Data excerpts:
** begin **

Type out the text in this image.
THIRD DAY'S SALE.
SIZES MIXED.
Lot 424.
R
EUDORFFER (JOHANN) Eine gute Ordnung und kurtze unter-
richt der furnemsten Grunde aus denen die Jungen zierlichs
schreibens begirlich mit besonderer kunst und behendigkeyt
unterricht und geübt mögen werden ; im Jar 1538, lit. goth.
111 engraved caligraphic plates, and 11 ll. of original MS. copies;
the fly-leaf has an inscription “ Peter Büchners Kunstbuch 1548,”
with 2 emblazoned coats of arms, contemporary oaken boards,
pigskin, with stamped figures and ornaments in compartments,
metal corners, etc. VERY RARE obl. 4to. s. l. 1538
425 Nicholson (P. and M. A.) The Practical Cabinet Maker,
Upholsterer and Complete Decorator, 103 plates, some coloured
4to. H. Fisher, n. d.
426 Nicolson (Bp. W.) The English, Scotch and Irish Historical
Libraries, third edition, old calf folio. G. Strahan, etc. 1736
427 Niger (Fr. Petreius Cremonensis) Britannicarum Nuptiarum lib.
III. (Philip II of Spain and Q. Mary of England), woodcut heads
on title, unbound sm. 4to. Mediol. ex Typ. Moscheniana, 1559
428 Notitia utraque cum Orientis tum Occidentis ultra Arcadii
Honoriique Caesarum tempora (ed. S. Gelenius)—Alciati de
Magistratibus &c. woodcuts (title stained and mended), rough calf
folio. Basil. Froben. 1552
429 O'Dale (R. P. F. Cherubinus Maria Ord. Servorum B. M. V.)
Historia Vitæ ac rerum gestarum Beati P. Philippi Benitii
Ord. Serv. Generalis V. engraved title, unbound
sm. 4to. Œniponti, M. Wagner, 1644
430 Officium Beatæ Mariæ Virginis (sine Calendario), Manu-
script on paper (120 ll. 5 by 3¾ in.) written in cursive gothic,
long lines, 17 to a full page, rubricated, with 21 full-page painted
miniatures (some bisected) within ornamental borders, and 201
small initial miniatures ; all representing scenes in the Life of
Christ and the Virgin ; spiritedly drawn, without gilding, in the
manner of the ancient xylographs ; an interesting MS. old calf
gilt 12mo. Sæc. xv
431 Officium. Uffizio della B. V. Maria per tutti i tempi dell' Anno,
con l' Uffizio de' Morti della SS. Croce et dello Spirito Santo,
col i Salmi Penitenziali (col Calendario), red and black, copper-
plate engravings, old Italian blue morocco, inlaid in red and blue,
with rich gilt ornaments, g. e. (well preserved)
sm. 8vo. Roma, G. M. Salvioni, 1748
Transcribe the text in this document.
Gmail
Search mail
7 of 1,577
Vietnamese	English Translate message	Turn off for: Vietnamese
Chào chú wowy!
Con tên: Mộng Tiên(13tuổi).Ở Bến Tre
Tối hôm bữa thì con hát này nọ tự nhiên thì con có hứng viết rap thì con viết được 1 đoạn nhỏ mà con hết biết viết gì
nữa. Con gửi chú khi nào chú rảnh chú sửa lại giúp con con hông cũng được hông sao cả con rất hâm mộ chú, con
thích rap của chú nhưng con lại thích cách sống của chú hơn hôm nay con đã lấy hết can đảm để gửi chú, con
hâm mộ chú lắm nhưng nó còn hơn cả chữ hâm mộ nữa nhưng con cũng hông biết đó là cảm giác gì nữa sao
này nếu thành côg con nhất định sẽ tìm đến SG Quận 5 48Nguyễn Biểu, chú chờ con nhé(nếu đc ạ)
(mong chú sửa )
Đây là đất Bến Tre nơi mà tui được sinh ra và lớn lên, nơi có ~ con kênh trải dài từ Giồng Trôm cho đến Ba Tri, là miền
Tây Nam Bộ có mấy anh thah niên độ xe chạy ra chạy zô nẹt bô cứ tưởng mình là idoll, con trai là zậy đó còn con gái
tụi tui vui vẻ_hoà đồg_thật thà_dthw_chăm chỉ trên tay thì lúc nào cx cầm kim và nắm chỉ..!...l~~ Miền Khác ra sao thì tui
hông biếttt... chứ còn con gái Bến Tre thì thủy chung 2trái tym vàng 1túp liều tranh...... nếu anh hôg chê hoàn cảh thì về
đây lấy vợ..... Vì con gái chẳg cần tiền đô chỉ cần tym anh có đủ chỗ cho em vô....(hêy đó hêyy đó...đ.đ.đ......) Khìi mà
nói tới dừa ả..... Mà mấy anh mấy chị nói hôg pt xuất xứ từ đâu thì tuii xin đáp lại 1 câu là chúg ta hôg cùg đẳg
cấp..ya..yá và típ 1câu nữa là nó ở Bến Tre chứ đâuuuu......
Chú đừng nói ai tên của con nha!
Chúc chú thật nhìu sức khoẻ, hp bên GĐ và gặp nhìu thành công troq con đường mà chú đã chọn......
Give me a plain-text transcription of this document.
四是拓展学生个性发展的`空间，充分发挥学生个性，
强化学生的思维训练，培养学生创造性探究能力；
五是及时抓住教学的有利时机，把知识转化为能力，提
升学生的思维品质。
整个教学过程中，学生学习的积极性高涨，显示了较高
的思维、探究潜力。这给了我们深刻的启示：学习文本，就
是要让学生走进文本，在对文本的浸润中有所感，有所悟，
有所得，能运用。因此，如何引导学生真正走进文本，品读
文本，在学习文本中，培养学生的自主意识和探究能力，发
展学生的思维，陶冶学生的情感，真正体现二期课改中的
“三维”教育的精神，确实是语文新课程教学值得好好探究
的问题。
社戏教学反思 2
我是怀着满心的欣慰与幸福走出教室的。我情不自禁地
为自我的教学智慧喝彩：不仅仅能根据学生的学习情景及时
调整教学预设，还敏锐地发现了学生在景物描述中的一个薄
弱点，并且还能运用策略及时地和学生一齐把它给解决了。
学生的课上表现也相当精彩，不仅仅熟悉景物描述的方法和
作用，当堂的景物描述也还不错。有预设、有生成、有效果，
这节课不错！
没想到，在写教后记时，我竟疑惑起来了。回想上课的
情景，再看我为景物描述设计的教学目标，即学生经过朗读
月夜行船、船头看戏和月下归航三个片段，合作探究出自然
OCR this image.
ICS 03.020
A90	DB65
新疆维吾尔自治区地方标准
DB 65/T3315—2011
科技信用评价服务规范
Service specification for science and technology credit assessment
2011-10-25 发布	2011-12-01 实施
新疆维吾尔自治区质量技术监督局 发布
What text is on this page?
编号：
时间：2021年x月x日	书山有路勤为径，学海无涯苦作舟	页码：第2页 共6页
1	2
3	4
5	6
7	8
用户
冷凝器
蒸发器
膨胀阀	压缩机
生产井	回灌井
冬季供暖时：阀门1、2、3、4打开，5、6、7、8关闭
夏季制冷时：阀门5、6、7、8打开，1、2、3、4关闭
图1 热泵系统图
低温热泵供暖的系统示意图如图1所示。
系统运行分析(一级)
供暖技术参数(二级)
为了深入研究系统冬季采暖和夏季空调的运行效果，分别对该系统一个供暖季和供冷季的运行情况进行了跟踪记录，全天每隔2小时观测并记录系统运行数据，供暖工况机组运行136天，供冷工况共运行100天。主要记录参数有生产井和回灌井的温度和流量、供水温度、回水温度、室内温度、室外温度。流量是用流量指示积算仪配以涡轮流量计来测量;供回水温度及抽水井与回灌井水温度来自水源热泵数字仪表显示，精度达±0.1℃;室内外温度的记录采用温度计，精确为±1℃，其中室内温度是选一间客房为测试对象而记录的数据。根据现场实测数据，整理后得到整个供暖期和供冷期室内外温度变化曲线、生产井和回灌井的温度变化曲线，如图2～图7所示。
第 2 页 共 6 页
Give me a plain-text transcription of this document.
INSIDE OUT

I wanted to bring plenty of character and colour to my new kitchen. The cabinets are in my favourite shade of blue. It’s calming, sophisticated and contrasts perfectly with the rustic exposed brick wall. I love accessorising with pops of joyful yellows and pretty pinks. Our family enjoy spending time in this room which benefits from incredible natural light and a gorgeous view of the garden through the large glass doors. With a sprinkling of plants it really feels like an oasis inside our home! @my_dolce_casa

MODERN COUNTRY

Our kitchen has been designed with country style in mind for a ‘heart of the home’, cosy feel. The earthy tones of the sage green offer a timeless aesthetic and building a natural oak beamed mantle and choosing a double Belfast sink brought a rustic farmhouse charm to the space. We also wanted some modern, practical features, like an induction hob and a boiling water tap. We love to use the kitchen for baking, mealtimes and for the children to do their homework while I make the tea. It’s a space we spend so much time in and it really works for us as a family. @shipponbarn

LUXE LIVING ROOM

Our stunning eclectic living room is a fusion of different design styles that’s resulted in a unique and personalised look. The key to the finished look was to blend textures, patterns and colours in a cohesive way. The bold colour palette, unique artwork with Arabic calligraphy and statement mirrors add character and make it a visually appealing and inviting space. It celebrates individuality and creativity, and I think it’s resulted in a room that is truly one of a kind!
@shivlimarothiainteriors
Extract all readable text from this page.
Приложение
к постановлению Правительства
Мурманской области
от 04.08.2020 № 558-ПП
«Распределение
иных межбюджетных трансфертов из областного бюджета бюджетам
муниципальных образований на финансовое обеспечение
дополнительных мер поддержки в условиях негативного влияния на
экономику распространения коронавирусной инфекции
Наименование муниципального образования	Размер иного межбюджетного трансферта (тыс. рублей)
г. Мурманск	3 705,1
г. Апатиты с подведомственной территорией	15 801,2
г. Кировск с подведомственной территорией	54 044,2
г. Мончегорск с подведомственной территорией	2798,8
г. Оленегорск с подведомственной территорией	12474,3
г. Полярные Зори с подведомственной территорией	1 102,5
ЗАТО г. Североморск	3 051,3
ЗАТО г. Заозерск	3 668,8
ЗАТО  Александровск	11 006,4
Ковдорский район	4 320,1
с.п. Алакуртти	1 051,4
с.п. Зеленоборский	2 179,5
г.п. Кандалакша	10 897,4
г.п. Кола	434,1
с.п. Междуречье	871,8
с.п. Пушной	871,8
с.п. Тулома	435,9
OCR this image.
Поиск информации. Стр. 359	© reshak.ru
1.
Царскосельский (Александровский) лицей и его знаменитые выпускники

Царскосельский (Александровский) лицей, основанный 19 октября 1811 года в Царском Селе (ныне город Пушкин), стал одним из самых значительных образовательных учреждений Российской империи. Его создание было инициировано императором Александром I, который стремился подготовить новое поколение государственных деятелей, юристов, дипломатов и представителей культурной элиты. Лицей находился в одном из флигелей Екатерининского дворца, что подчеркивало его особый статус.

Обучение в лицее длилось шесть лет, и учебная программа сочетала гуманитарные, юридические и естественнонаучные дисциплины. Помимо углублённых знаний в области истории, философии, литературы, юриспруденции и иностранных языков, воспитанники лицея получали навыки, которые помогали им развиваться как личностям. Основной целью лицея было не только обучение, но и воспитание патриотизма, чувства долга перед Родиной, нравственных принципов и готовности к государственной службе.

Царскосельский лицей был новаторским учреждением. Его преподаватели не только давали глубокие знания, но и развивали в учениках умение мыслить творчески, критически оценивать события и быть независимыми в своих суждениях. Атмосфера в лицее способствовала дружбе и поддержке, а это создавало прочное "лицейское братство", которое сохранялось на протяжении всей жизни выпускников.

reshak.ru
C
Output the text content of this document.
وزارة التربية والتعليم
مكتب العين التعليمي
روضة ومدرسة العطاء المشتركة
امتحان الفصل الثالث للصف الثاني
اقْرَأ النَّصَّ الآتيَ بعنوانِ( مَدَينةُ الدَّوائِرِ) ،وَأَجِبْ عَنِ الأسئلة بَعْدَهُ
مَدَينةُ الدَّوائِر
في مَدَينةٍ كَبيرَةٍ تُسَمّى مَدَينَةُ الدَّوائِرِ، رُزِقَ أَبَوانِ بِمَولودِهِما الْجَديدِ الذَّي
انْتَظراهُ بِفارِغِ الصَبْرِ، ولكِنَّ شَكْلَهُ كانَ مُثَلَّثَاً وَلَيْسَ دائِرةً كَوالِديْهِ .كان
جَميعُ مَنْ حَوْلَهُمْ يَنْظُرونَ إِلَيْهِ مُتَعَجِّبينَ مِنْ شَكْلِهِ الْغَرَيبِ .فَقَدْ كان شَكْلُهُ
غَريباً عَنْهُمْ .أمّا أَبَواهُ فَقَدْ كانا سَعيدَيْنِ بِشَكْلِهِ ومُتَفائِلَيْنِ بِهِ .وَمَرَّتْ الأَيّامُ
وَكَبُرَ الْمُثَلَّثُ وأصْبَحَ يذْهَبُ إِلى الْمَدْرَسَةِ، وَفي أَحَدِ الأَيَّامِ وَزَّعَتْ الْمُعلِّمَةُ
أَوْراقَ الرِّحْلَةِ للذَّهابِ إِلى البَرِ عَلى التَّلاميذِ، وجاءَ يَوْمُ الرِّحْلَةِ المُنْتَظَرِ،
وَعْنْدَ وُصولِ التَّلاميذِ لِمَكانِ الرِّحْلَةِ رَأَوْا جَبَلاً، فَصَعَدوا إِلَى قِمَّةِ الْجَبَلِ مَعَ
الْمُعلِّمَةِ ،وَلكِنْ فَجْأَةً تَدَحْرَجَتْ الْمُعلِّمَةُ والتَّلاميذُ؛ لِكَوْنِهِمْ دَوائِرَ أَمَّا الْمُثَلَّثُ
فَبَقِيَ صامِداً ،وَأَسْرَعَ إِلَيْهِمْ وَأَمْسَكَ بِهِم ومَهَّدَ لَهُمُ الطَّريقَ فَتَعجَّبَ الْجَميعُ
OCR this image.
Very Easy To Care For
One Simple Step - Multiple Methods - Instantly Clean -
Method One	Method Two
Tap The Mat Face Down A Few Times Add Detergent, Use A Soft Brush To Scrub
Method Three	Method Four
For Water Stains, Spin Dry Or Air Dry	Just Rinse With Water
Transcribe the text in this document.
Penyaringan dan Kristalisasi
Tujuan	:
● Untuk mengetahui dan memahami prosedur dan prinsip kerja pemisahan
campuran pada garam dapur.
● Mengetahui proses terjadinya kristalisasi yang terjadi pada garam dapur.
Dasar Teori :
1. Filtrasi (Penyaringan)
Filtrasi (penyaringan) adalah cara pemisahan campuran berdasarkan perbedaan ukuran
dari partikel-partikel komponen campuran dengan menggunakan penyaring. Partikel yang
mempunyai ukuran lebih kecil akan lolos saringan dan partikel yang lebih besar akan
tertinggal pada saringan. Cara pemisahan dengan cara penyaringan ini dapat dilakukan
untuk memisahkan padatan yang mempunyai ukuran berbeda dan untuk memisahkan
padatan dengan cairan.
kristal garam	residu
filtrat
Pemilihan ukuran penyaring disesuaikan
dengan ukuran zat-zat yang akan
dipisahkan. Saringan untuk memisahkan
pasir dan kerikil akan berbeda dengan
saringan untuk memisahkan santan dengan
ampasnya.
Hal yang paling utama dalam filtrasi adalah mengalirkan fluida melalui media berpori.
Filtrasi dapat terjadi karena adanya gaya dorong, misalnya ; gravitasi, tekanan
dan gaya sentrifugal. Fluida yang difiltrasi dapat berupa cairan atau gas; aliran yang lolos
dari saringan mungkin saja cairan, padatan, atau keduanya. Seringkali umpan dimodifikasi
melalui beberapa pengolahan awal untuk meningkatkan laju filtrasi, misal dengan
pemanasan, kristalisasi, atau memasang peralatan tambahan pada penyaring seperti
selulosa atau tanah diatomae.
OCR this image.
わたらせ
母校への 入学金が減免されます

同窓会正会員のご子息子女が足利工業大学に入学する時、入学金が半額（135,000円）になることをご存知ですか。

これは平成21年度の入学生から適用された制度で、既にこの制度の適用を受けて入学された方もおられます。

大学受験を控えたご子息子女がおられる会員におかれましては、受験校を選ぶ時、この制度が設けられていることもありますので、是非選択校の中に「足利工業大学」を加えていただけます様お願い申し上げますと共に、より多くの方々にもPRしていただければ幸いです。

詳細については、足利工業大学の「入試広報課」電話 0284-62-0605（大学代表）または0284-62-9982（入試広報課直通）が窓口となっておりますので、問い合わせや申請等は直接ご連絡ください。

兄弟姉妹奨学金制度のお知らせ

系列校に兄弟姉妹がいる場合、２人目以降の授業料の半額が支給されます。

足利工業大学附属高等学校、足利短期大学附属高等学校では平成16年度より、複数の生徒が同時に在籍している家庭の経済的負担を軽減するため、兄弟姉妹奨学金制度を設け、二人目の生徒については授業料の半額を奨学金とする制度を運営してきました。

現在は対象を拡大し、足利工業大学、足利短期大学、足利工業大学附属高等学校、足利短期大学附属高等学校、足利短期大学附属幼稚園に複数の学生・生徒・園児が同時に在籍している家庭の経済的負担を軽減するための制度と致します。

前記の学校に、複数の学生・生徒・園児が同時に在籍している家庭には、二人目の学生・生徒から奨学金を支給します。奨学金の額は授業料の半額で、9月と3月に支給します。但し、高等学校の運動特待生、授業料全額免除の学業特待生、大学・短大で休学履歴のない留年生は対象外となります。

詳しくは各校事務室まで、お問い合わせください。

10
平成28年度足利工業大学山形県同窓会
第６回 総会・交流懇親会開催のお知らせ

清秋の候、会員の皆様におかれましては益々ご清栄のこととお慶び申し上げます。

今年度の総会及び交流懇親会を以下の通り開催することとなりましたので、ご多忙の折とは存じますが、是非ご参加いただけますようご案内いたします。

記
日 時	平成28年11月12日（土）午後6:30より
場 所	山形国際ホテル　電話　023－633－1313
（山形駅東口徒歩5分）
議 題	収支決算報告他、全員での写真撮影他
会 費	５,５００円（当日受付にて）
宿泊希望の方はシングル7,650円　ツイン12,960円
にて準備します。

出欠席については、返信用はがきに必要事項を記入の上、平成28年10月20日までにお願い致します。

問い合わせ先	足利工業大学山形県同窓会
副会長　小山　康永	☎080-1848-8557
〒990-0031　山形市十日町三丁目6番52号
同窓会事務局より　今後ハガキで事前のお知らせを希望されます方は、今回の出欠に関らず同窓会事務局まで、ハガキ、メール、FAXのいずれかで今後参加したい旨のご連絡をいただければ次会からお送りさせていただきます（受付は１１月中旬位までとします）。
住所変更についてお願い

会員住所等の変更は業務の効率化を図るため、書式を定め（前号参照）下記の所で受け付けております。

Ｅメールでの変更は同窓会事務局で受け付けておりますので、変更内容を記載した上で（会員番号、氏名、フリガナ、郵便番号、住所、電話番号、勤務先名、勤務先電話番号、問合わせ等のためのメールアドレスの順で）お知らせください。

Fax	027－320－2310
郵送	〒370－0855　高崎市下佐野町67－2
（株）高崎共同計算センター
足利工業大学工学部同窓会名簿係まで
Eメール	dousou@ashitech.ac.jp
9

** end **

PROBLEM DETAILS: Scan the listing above and copy all lines containing the word "thành".

RESPONSE TO THE EXERCISE:
này nếu thành côg con nhất định sẽ tìm đến SG Quận 5 48Nguyễn Biểu, chú chờ con nhé(nếu đc ạ)
Chúc chú thật nhìu sức khoẻ, hp bên GĐ và gặp nhìu thành công troq con đường mà chú đã chọn......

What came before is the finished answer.